◆ Short task: Single out the lines of the material that contain "කළමන" and copy them.

═══ Entries supplied ═══

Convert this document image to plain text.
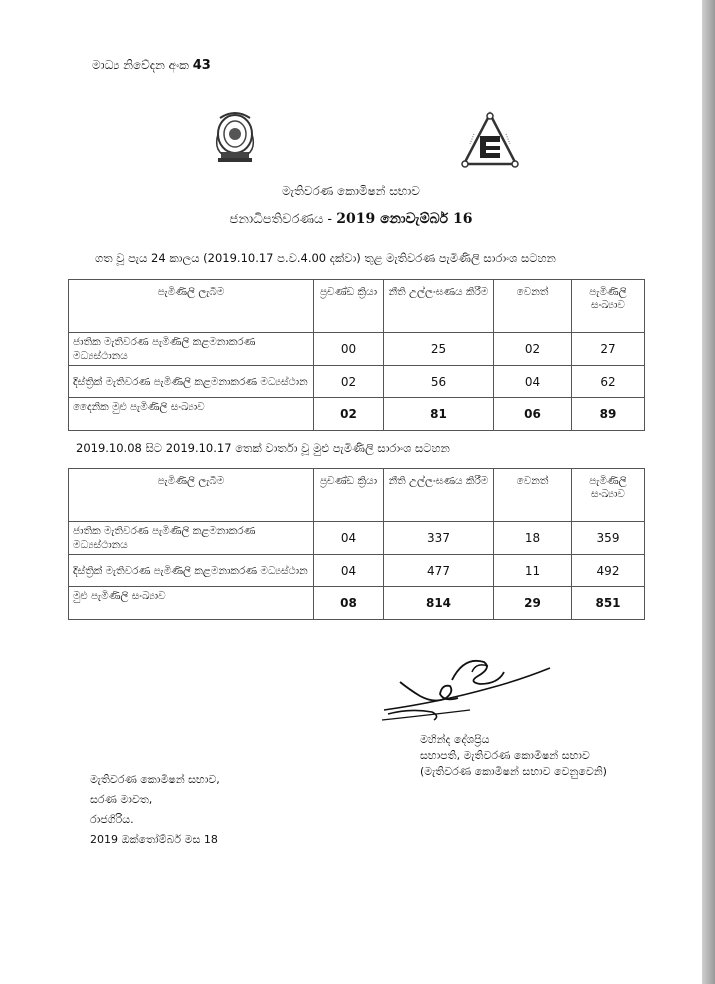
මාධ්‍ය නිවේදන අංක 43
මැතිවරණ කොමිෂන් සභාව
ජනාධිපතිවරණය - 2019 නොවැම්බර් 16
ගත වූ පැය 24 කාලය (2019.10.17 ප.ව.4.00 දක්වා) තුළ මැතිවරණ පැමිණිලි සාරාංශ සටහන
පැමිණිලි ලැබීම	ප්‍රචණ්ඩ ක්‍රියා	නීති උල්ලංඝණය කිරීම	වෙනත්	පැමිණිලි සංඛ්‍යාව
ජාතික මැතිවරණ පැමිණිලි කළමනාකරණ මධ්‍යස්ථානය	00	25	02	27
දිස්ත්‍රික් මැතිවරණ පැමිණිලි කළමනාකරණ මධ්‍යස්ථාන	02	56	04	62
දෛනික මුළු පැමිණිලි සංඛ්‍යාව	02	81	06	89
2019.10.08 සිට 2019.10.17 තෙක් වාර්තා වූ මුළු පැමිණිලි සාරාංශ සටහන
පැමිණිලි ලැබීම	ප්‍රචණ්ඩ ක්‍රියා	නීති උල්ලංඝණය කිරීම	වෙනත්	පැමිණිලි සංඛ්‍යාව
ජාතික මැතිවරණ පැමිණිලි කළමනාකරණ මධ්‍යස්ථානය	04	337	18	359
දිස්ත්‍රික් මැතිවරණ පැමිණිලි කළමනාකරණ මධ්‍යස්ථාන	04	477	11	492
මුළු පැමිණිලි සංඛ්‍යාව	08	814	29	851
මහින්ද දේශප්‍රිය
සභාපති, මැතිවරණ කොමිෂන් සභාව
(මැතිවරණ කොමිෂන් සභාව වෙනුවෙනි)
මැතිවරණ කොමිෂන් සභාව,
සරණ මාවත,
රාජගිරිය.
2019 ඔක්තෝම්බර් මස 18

═══
═══ Entries supplied ═══

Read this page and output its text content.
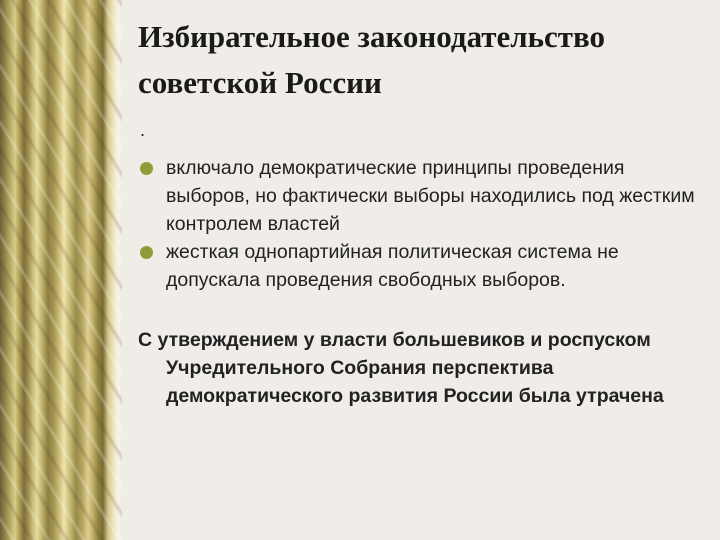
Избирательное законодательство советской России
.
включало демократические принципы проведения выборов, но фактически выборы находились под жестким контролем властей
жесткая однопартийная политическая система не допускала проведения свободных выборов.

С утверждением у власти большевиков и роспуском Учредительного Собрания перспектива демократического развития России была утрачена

═══
═══ Entries supplied ═══

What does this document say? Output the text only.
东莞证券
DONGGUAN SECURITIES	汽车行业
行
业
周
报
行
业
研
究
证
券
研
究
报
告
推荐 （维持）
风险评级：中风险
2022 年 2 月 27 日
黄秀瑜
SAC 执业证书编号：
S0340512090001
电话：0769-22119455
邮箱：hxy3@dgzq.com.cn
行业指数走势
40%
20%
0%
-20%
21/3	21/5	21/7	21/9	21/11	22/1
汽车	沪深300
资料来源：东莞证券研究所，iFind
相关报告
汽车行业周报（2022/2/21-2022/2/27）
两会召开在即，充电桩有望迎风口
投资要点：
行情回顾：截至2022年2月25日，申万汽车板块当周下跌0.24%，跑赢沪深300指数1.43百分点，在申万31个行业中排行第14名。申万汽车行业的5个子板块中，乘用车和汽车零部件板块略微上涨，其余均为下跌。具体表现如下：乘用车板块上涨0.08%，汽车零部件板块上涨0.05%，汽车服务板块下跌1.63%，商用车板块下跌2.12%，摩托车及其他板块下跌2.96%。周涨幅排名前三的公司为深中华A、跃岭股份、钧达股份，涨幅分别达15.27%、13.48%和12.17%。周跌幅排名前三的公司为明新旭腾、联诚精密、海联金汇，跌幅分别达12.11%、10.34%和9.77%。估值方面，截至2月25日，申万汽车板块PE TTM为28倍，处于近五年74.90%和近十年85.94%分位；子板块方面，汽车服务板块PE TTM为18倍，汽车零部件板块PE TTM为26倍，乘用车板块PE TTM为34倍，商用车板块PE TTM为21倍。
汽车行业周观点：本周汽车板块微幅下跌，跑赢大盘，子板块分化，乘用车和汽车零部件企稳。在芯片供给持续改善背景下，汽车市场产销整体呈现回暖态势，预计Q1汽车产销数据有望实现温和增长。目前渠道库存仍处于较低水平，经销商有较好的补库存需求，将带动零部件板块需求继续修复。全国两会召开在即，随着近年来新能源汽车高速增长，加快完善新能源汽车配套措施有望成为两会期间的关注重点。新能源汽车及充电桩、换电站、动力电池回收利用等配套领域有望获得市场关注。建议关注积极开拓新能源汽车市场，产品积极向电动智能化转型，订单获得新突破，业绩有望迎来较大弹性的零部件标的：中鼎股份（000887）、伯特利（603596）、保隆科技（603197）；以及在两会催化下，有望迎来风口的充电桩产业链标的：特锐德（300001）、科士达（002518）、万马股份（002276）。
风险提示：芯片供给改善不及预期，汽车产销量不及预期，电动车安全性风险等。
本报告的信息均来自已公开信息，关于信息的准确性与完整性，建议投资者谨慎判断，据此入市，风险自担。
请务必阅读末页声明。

═══

◆ Response to this exercise:
ජාතික මැතිවරණ පැමිණිලි කළමනාකරණ මධ්‍යස්ථානය	00	25	02	27
දිස්ත්‍රික් මැතිවරණ පැමිණිලි කළමනාකරණ මධ්‍යස්ථාන	02	56	04	62
ජාතික මැතිවරණ පැමිණිලි කළමනාකරණ මධ්‍යස්ථානය	04	337	18	359
දිස්ත්‍රික් මැතිවරණ පැමිණිලි කළමනාකරණ මධ්‍යස්ථාන	04	477	11	492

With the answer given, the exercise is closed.